TASK GOAL:
Return the material word for word. Do not include the pictures.

------------------------------------------------

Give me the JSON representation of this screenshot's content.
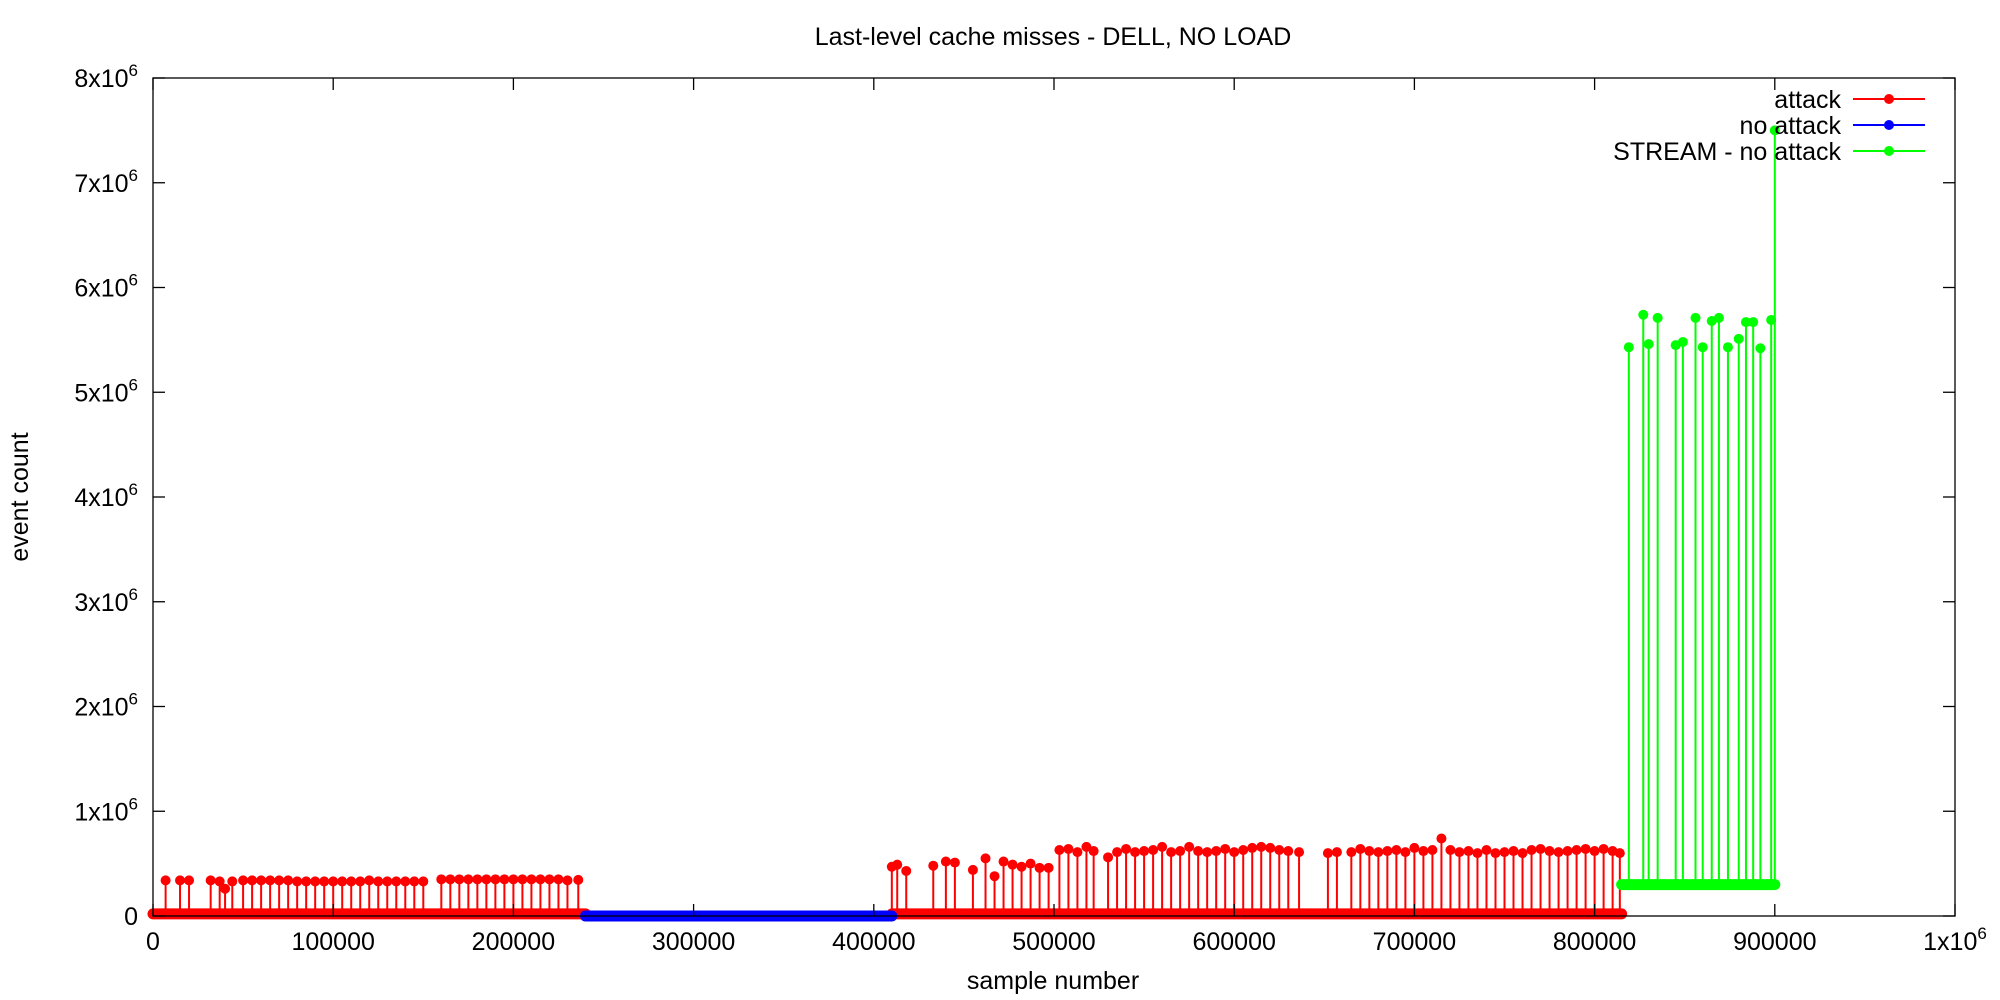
{
  "chart_data": {
    "type": "line",
    "title": "Last-level cache misses - DELL, NO LOAD",
    "xlabel": "sample number",
    "ylabel": "event count",
    "xlim": [
      0,
      1000000
    ],
    "ylim": [
      0,
      8000000
    ],
    "grid": false,
    "legend_position": "top-right",
    "x_ticks": [
      {
        "value": 0,
        "label": "0"
      },
      {
        "value": 100000,
        "label": "100000"
      },
      {
        "value": 200000,
        "label": "200000"
      },
      {
        "value": 300000,
        "label": "300000"
      },
      {
        "value": 400000,
        "label": "400000"
      },
      {
        "value": 500000,
        "label": "500000"
      },
      {
        "value": 600000,
        "label": "600000"
      },
      {
        "value": 700000,
        "label": "700000"
      },
      {
        "value": 800000,
        "label": "800000"
      },
      {
        "value": 900000,
        "label": "900000"
      },
      {
        "value": 1000000,
        "label": "1x10",
        "sup": "6"
      }
    ],
    "y_ticks": [
      {
        "value": 0,
        "label": "0"
      },
      {
        "value": 1000000,
        "label": "1x10",
        "sup": "6"
      },
      {
        "value": 2000000,
        "label": "2x10",
        "sup": "6"
      },
      {
        "value": 3000000,
        "label": "3x10",
        "sup": "6"
      },
      {
        "value": 4000000,
        "label": "4x10",
        "sup": "6"
      },
      {
        "value": 5000000,
        "label": "5x10",
        "sup": "6"
      },
      {
        "value": 6000000,
        "label": "6x10",
        "sup": "6"
      },
      {
        "value": 7000000,
        "label": "7x10",
        "sup": "6"
      },
      {
        "value": 8000000,
        "label": "8x10",
        "sup": "6"
      }
    ],
    "series": [
      {
        "name": "attack",
        "color": "#ff0000",
        "baseline": 20000,
        "x_range": [
          0,
          240000
        ],
        "spike_x": [
          7000,
          15000,
          20000,
          32000,
          37000,
          40000,
          44000,
          50000,
          55000,
          60000,
          65000,
          70000,
          75000,
          80000,
          85000,
          90000,
          95000,
          100000,
          105000,
          110000,
          115000,
          120000,
          125000,
          130000,
          135000,
          140000,
          145000,
          150000,
          160000,
          165000,
          170000,
          175000,
          180000,
          185000,
          190000,
          195000,
          200000,
          205000,
          210000,
          215000,
          220000,
          225000,
          230000,
          236000
        ],
        "spike_y": [
          340000,
          340000,
          340000,
          340000,
          330000,
          260000,
          330000,
          340000,
          340000,
          340000,
          340000,
          340000,
          340000,
          330000,
          330000,
          330000,
          330000,
          330000,
          330000,
          330000,
          330000,
          340000,
          330000,
          330000,
          330000,
          330000,
          330000,
          330000,
          350000,
          350000,
          350000,
          350000,
          350000,
          350000,
          350000,
          350000,
          350000,
          350000,
          350000,
          350000,
          350000,
          350000,
          340000,
          345000
        ]
      },
      {
        "name": "attack",
        "color": "#ff0000",
        "baseline": 20000,
        "x_range": [
          410000,
          815000
        ],
        "spike_x": [
          410000,
          413000,
          418000,
          433000,
          440000,
          445000,
          455000,
          462000,
          467000,
          472000,
          477000,
          482000,
          487000,
          492000,
          497000,
          503000,
          508000,
          513000,
          518000,
          522000,
          530000,
          535000,
          540000,
          545000,
          550000,
          555000,
          560000,
          565000,
          570000,
          575000,
          580000,
          585000,
          590000,
          595000,
          600000,
          605000,
          610000,
          615000,
          620000,
          625000,
          630000,
          636000,
          652000,
          657000,
          665000,
          670000,
          675000,
          680000,
          685000,
          690000,
          695000,
          700000,
          705000,
          710000,
          715000,
          720000,
          725000,
          730000,
          735000,
          740000,
          745000,
          750000,
          755000,
          760000,
          765000,
          770000,
          775000,
          780000,
          785000,
          790000,
          795000,
          800000,
          805000,
          810000,
          814000
        ],
        "spike_y": [
          470000,
          490000,
          430000,
          480000,
          520000,
          510000,
          440000,
          550000,
          380000,
          520000,
          490000,
          470000,
          500000,
          460000,
          460000,
          630000,
          640000,
          610000,
          660000,
          620000,
          560000,
          610000,
          640000,
          610000,
          620000,
          630000,
          660000,
          610000,
          620000,
          660000,
          620000,
          610000,
          620000,
          640000,
          610000,
          630000,
          650000,
          660000,
          650000,
          630000,
          620000,
          610000,
          600000,
          610000,
          610000,
          640000,
          620000,
          610000,
          620000,
          630000,
          610000,
          650000,
          620000,
          630000,
          740000,
          630000,
          610000,
          620000,
          600000,
          630000,
          600000,
          610000,
          620000,
          600000,
          630000,
          640000,
          620000,
          610000,
          620000,
          630000,
          640000,
          620000,
          640000,
          620000,
          600000
        ]
      },
      {
        "name": "no attack",
        "color": "#0000ff",
        "baseline": 0,
        "x_range": [
          240000,
          410000
        ],
        "spike_x": [],
        "spike_y": []
      },
      {
        "name": "STREAM - no attack",
        "color": "#00ff00",
        "baseline": 300000,
        "x_range": [
          815000,
          900000
        ],
        "spike_x": [
          819000,
          827000,
          830000,
          835000,
          845000,
          849000,
          856000,
          860000,
          865000,
          869000,
          874000,
          880000,
          884000,
          888000,
          892000,
          898000,
          900000
        ],
        "spike_y": [
          5430000,
          5740000,
          5460000,
          5710000,
          5450000,
          5480000,
          5710000,
          5430000,
          5680000,
          5710000,
          5430000,
          5510000,
          5670000,
          5670000,
          5420000,
          5690000,
          7500000
        ]
      }
    ]
  }
}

------------------------------------------------

THE RESULT:
Give me the JSON representation of this screenshot's content.
{
  "chart_data": {
    "type": "line",
    "title": "Last-level cache misses - DELL, NO LOAD",
    "xlabel": "sample number",
    "ylabel": "event count",
    "xlim": [
      0,
      1000000
    ],
    "ylim": [
      0,
      8000000
    ],
    "grid": false,
    "legend_position": "top-right",
    "x_ticks": [
      {
        "value": 0,
        "label": "0"
      },
      {
        "value": 100000,
        "label": "100000"
      },
      {
        "value": 200000,
        "label": "200000"
      },
      {
        "value": 300000,
        "label": "300000"
      },
      {
        "value": 400000,
        "label": "400000"
      },
      {
        "value": 500000,
        "label": "500000"
      },
      {
        "value": 600000,
        "label": "600000"
      },
      {
        "value": 700000,
        "label": "700000"
      },
      {
        "value": 800000,
        "label": "800000"
      },
      {
        "value": 900000,
        "label": "900000"
      },
      {
        "value": 1000000,
        "label": "1x10",
        "sup": "6"
      }
    ],
    "y_ticks": [
      {
        "value": 0,
        "label": "0"
      },
      {
        "value": 1000000,
        "label": "1x10",
        "sup": "6"
      },
      {
        "value": 2000000,
        "label": "2x10",
        "sup": "6"
      },
      {
        "value": 3000000,
        "label": "3x10",
        "sup": "6"
      },
      {
        "value": 4000000,
        "label": "4x10",
        "sup": "6"
      },
      {
        "value": 5000000,
        "label": "5x10",
        "sup": "6"
      },
      {
        "value": 6000000,
        "label": "6x10",
        "sup": "6"
      },
      {
        "value": 7000000,
        "label": "7x10",
        "sup": "6"
      },
      {
        "value": 8000000,
        "label": "8x10",
        "sup": "6"
      }
    ],
    "series": [
      {
        "name": "attack",
        "color": "#ff0000",
        "baseline": 20000,
        "x_range": [
          0,
          240000
        ],
        "spike_x": [
          7000,
          15000,
          20000,
          32000,
          37000,
          40000,
          44000,
          50000,
          55000,
          60000,
          65000,
          70000,
          75000,
          80000,
          85000,
          90000,
          95000,
          100000,
          105000,
          110000,
          115000,
          120000,
          125000,
          130000,
          135000,
          140000,
          145000,
          150000,
          160000,
          165000,
          170000,
          175000,
          180000,
          185000,
          190000,
          195000,
          200000,
          205000,
          210000,
          215000,
          220000,
          225000,
          230000,
          236000
        ],
        "spike_y": [
          340000,
          340000,
          340000,
          340000,
          330000,
          260000,
          330000,
          340000,
          340000,
          340000,
          340000,
          340000,
          340000,
          330000,
          330000,
          330000,
          330000,
          330000,
          330000,
          330000,
          330000,
          340000,
          330000,
          330000,
          330000,
          330000,
          330000,
          330000,
          350000,
          350000,
          350000,
          350000,
          350000,
          350000,
          350000,
          350000,
          350000,
          350000,
          350000,
          350000,
          350000,
          350000,
          340000,
          345000
        ]
      },
      {
        "name": "attack",
        "color": "#ff0000",
        "baseline": 20000,
        "x_range": [
          410000,
          815000
        ],
        "spike_x": [
          410000,
          413000,
          418000,
          433000,
          440000,
          445000,
          455000,
          462000,
          467000,
          472000,
          477000,
          482000,
          487000,
          492000,
          497000,
          503000,
          508000,
          513000,
          518000,
          522000,
          530000,
          535000,
          540000,
          545000,
          550000,
          555000,
          560000,
          565000,
          570000,
          575000,
          580000,
          585000,
          590000,
          595000,
          600000,
          605000,
          610000,
          615000,
          620000,
          625000,
          630000,
          636000,
          652000,
          657000,
          665000,
          670000,
          675000,
          680000,
          685000,
          690000,
          695000,
          700000,
          705000,
          710000,
          715000,
          720000,
          725000,
          730000,
          735000,
          740000,
          745000,
          750000,
          755000,
          760000,
          765000,
          770000,
          775000,
          780000,
          785000,
          790000,
          795000,
          800000,
          805000,
          810000,
          814000
        ],
        "spike_y": [
          470000,
          490000,
          430000,
          480000,
          520000,
          510000,
          440000,
          550000,
          380000,
          520000,
          490000,
          470000,
          500000,
          460000,
          460000,
          630000,
          640000,
          610000,
          660000,
          620000,
          560000,
          610000,
          640000,
          610000,
          620000,
          630000,
          660000,
          610000,
          620000,
          660000,
          620000,
          610000,
          620000,
          640000,
          610000,
          630000,
          650000,
          660000,
          650000,
          630000,
          620000,
          610000,
          600000,
          610000,
          610000,
          640000,
          620000,
          610000,
          620000,
          630000,
          610000,
          650000,
          620000,
          630000,
          740000,
          630000,
          610000,
          620000,
          600000,
          630000,
          600000,
          610000,
          620000,
          600000,
          630000,
          640000,
          620000,
          610000,
          620000,
          630000,
          640000,
          620000,
          640000,
          620000,
          600000
        ]
      },
      {
        "name": "no attack",
        "color": "#0000ff",
        "baseline": 0,
        "x_range": [
          240000,
          410000
        ],
        "spike_x": [],
        "spike_y": []
      },
      {
        "name": "STREAM - no attack",
        "color": "#00ff00",
        "baseline": 300000,
        "x_range": [
          815000,
          900000
        ],
        "spike_x": [
          819000,
          827000,
          830000,
          835000,
          845000,
          849000,
          856000,
          860000,
          865000,
          869000,
          874000,
          880000,
          884000,
          888000,
          892000,
          898000,
          900000
        ],
        "spike_y": [
          5430000,
          5740000,
          5460000,
          5710000,
          5450000,
          5480000,
          5710000,
          5430000,
          5680000,
          5710000,
          5430000,
          5510000,
          5670000,
          5670000,
          5420000,
          5690000,
          7500000
        ]
      }
    ]
  }
}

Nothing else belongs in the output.